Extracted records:
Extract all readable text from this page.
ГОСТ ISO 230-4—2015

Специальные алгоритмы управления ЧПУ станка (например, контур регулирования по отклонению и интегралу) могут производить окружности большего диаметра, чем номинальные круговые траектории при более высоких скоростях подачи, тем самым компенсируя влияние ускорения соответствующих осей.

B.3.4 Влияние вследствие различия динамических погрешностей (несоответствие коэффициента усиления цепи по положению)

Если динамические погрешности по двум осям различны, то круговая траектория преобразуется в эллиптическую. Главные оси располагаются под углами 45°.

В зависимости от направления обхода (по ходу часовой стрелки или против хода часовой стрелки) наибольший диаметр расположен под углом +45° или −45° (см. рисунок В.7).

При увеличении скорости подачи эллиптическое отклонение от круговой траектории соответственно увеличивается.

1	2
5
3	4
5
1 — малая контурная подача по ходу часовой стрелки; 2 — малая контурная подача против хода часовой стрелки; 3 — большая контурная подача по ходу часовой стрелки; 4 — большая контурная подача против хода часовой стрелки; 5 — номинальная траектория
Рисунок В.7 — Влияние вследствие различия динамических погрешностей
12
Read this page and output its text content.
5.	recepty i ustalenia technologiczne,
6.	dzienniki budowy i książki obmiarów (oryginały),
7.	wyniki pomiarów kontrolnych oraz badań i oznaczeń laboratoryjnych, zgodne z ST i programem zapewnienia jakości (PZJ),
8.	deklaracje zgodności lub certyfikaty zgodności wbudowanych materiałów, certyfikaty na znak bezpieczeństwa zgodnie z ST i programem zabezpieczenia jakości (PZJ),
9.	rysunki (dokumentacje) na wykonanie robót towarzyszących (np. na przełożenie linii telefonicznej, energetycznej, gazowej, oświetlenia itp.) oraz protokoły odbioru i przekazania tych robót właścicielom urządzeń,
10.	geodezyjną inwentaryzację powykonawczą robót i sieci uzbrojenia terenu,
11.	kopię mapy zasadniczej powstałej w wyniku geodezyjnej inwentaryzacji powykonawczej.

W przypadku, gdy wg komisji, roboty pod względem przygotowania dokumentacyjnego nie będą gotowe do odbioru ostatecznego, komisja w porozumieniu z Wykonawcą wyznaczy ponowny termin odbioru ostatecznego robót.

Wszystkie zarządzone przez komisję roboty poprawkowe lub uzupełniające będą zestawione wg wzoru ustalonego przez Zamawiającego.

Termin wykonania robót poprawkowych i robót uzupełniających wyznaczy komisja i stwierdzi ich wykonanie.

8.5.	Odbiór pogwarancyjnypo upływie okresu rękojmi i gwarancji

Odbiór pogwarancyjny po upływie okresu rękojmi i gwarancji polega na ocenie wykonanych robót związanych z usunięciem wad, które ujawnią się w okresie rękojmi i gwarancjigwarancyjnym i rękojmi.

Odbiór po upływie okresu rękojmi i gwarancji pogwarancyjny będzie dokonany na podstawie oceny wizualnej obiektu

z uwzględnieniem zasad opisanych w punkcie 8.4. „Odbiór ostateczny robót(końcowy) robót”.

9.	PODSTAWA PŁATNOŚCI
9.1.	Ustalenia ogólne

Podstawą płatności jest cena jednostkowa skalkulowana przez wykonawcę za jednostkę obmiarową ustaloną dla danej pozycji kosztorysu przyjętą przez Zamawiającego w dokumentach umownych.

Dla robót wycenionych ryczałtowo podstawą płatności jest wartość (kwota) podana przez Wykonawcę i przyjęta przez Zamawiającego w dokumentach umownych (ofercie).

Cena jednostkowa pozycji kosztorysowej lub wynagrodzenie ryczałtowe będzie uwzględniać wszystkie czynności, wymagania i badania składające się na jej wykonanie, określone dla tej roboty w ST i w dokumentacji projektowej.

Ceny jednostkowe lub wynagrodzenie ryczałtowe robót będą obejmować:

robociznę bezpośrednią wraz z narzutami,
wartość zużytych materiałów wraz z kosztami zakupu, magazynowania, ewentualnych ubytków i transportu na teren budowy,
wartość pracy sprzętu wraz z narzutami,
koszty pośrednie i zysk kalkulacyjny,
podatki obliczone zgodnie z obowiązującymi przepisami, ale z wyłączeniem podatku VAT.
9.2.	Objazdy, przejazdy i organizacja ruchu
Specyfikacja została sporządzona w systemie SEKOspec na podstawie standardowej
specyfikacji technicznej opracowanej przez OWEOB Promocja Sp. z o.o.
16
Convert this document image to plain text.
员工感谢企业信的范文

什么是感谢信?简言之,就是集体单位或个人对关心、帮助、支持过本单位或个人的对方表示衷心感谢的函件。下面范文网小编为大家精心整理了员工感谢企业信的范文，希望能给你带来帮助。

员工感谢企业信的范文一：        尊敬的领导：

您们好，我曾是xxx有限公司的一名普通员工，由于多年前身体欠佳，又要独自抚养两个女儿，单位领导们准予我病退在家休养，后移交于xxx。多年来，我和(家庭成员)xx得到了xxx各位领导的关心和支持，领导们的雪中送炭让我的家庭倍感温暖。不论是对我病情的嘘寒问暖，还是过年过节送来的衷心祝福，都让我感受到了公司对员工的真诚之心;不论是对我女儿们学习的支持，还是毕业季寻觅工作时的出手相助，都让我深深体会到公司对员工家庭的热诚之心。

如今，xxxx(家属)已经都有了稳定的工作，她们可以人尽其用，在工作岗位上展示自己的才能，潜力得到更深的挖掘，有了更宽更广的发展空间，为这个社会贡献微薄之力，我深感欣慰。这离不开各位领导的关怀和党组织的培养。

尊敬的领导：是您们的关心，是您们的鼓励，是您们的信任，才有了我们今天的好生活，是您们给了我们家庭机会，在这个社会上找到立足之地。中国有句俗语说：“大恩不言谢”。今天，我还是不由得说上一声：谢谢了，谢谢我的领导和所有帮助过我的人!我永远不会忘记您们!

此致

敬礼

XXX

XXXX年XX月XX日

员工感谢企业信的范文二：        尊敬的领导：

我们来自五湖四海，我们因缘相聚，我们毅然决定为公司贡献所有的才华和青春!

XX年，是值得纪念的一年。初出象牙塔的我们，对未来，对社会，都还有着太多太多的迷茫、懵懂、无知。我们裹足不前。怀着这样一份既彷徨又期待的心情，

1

__Stated task__. Indicate how many lines of the material include the word "尊敬的领导"; the number alone is required.

__Solution to the problem__. 3